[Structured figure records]
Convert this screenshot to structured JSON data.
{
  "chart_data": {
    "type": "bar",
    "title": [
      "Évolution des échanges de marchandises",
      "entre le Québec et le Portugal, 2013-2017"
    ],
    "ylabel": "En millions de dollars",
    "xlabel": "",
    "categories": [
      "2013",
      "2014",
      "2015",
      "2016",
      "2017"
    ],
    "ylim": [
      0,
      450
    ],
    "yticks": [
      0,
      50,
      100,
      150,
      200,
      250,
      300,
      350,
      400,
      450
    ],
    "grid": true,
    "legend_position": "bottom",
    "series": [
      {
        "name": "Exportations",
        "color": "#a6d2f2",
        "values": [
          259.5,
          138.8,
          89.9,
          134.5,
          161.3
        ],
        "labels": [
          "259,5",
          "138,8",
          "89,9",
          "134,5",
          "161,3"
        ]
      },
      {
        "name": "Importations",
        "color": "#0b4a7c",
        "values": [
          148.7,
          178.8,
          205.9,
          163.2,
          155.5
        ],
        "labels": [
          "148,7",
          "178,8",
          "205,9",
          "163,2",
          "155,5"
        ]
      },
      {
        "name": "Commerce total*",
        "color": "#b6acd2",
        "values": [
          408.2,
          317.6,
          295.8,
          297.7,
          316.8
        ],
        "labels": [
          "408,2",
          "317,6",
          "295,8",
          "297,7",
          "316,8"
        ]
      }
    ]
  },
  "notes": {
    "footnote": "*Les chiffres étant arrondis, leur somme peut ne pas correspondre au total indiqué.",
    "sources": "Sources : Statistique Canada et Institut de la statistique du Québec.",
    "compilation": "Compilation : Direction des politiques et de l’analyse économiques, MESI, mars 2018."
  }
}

---

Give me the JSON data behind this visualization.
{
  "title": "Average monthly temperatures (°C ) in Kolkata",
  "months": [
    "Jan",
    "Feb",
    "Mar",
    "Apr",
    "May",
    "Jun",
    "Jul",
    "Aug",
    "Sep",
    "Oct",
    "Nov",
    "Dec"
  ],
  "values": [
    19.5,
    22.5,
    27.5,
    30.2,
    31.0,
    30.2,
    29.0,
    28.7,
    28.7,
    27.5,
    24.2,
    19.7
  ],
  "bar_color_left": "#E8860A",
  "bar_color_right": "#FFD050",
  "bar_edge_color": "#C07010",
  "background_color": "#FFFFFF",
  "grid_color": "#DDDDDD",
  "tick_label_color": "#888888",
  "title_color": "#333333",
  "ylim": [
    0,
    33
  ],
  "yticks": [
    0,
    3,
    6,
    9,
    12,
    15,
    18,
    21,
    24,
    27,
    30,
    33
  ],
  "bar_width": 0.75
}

- Exercise instructions
Extract every line above that contains the word "Québec".

- Reply
      "entre le Québec et le Portugal, 2013-2017"
    "sources": "Sources : Statistique Canada et Institut de la statistique du Québec.",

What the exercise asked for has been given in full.